**Exercise**: Copy all the material that follows, keeping every character the same.
# START OF Records shown
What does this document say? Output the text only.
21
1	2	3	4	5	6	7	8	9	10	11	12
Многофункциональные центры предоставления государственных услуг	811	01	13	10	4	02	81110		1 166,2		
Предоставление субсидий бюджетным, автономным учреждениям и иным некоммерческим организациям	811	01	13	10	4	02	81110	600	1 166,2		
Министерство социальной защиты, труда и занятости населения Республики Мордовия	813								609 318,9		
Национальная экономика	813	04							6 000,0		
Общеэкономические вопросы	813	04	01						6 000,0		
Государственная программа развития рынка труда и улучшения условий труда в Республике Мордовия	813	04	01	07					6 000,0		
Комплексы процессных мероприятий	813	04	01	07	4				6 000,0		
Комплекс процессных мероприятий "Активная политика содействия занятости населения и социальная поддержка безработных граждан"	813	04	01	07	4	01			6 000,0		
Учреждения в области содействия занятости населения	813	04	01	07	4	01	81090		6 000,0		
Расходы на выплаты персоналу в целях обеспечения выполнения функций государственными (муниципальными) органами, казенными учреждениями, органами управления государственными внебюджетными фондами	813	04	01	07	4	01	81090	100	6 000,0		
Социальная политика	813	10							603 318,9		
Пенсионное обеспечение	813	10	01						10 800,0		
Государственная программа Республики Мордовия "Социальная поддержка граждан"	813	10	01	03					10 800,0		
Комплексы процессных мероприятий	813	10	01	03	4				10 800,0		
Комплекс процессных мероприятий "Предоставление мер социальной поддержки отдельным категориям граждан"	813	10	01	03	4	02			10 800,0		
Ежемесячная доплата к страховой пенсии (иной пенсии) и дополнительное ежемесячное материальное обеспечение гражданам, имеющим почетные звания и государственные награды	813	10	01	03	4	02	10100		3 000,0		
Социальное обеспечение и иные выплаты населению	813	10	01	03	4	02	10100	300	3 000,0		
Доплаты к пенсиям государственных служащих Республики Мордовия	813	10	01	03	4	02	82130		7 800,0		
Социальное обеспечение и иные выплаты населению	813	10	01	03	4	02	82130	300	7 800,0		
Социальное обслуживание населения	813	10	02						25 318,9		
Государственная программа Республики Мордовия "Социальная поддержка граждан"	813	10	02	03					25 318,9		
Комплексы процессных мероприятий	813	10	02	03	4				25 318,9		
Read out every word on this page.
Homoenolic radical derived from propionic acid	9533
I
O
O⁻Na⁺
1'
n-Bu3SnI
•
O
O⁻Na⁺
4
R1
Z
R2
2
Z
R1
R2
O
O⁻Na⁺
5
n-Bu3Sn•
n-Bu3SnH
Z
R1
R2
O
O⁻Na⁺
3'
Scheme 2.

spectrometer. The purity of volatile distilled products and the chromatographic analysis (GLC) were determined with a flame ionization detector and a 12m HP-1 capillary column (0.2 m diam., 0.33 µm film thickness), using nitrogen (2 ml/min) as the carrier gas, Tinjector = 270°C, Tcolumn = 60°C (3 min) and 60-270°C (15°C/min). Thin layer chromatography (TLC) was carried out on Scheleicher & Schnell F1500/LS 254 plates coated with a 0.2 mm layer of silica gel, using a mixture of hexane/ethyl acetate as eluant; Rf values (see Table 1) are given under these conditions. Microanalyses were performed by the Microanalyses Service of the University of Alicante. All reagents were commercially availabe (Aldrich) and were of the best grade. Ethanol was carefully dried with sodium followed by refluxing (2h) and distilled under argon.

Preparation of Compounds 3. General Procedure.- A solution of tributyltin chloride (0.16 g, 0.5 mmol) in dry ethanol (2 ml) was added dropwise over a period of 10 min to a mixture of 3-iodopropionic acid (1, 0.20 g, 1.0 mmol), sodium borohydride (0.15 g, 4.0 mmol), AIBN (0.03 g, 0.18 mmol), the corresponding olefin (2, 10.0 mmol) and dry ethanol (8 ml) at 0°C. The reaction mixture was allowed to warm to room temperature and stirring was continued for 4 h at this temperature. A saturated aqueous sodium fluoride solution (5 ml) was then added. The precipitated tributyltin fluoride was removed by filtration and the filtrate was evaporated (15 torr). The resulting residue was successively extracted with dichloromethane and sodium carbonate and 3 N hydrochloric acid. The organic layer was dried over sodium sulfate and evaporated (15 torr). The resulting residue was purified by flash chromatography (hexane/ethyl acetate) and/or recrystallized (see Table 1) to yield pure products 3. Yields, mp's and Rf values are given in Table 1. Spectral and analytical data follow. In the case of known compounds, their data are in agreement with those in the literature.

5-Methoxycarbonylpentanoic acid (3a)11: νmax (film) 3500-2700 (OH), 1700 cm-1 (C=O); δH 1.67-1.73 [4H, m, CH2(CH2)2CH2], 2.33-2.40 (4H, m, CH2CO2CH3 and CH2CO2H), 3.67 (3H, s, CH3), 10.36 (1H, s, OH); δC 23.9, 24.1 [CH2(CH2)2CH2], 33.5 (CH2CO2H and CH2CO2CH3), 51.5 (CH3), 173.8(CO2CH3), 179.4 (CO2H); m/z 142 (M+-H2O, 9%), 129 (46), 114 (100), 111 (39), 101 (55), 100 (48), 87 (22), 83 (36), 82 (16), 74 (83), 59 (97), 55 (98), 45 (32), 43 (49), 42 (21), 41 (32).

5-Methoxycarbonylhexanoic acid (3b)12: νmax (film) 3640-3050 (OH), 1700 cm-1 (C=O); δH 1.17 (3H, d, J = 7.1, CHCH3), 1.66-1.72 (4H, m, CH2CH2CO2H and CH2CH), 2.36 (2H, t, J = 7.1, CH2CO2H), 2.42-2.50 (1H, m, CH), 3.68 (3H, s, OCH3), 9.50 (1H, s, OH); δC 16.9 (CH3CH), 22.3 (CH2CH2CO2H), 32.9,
# END OF Records shown
**Solution to the exercise**:
What does this document say? Output the text only.
21
1	2	3	4	5	6	7	8	9	10	11	12
Многофункциональные центры предоставления государственных услуг	811	01	13	10	4	02	81110		1 166,2		
Предоставление субсидий бюджетным, автономным учреждениям и иным некоммерческим организациям	811	01	13	10	4	02	81110	600	1 166,2		
Министерство социальной защиты, труда и занятости населения Республики Мордовия	813								609 318,9		
Национальная экономика	813	04							6 000,0		
Общеэкономические вопросы	813	04	01						6 000,0		
Государственная программа развития рынка труда и улучшения условий труда в Республике Мордовия	813	04	01	07					6 000,0		
Комплексы процессных мероприятий	813	04	01	07	4				6 000,0		
Комплекс процессных мероприятий "Активная политика содействия занятости населения и социальная поддержка безработных граждан"	813	04	01	07	4	01			6 000,0		
Учреждения в области содействия занятости населения	813	04	01	07	4	01	81090		6 000,0		
Расходы на выплаты персоналу в целях обеспечения выполнения функций государственными (муниципальными) органами, казенными учреждениями, органами управления государственными внебюджетными фондами	813	04	01	07	4	01	81090	100	6 000,0		
Социальная политика	813	10							603 318,9		
Пенсионное обеспечение	813	10	01						10 800,0		
Государственная программа Республики Мордовия "Социальная поддержка граждан"	813	10	01	03					10 800,0		
Комплексы процессных мероприятий	813	10	01	03	4				10 800,0		
Комплекс процессных мероприятий "Предоставление мер социальной поддержки отдельным категориям граждан"	813	10	01	03	4	02			10 800,0		
Ежемесячная доплата к страховой пенсии (иной пенсии) и дополнительное ежемесячное материальное обеспечение гражданам, имеющим почетные звания и государственные награды	813	10	01	03	4	02	10100		3 000,0		
Социальное обеспечение и иные выплаты населению	813	10	01	03	4	02	10100	300	3 000,0		
Доплаты к пенсиям государственных служащих Республики Мордовия	813	10	01	03	4	02	82130		7 800,0		
Социальное обеспечение и иные выплаты населению	813	10	01	03	4	02	82130	300	7 800,0		
Социальное обслуживание населения	813	10	02						25 318,9		
Государственная программа Республики Мордовия "Социальная поддержка граждан"	813	10	02	03					25 318,9		
Комплексы процессных мероприятий	813	10	02	03	4				25 318,9		
Read out every word on this page.
Homoenolic radical derived from propionic acid	9533
I
O
O⁻Na⁺
1'
n-Bu3SnI
•
O
O⁻Na⁺
4
R1
Z
R2
2
Z
R1
R2
O
O⁻Na⁺
5
n-Bu3Sn•
n-Bu3SnH
Z
R1
R2
O
O⁻Na⁺
3'
Scheme 2.

spectrometer. The purity of volatile distilled products and the chromatographic analysis (GLC) were determined with a flame ionization detector and a 12m HP-1 capillary column (0.2 m diam., 0.33 µm film thickness), using nitrogen (2 ml/min) as the carrier gas, Tinjector = 270°C, Tcolumn = 60°C (3 min) and 60-270°C (15°C/min). Thin layer chromatography (TLC) was carried out on Scheleicher & Schnell F1500/LS 254 plates coated with a 0.2 mm layer of silica gel, using a mixture of hexane/ethyl acetate as eluant; Rf values (see Table 1) are given under these conditions. Microanalyses were performed by the Microanalyses Service of the University of Alicante. All reagents were commercially availabe (Aldrich) and were of the best grade. Ethanol was carefully dried with sodium followed by refluxing (2h) and distilled under argon.

Preparation of Compounds 3. General Procedure.- A solution of tributyltin chloride (0.16 g, 0.5 mmol) in dry ethanol (2 ml) was added dropwise over a period of 10 min to a mixture of 3-iodopropionic acid (1, 0.20 g, 1.0 mmol), sodium borohydride (0.15 g, 4.0 mmol), AIBN (0.03 g, 0.18 mmol), the corresponding olefin (2, 10.0 mmol) and dry ethanol (8 ml) at 0°C. The reaction mixture was allowed to warm to room temperature and stirring was continued for 4 h at this temperature. A saturated aqueous sodium fluoride solution (5 ml) was then added. The precipitated tributyltin fluoride was removed by filtration and the filtrate was evaporated (15 torr). The resulting residue was successively extracted with dichloromethane and sodium carbonate and 3 N hydrochloric acid. The organic layer was dried over sodium sulfate and evaporated (15 torr). The resulting residue was purified by flash chromatography (hexane/ethyl acetate) and/or recrystallized (see Table 1) to yield pure products 3. Yields, mp's and Rf values are given in Table 1. Spectral and analytical data follow. In the case of known compounds, their data are in agreement with those in the literature.

5-Methoxycarbonylpentanoic acid (3a)11: νmax (film) 3500-2700 (OH), 1700 cm-1 (C=O); δH 1.67-1.73 [4H, m, CH2(CH2)2CH2], 2.33-2.40 (4H, m, CH2CO2CH3 and CH2CO2H), 3.67 (3H, s, CH3), 10.36 (1H, s, OH); δC 23.9, 24.1 [CH2(CH2)2CH2], 33.5 (CH2CO2H and CH2CO2CH3), 51.5 (CH3), 173.8(CO2CH3), 179.4 (CO2H); m/z 142 (M+-H2O, 9%), 129 (46), 114 (100), 111 (39), 101 (55), 100 (48), 87 (22), 83 (36), 82 (16), 74 (83), 59 (97), 55 (98), 45 (32), 43 (49), 42 (21), 41 (32).

5-Methoxycarbonylhexanoic acid (3b)12: νmax (film) 3640-3050 (OH), 1700 cm-1 (C=O); δH 1.17 (3H, d, J = 7.1, CHCH3), 1.66-1.72 (4H, m, CH2CH2CO2H and CH2CH), 2.36 (2H, t, J = 7.1, CH2CO2H), 2.42-2.50 (1H, m, CH), 3.68 (3H, s, OCH3), 9.50 (1H, s, OH); δC 16.9 (CH3CH), 22.3 (CH2CH2CO2H), 32.9,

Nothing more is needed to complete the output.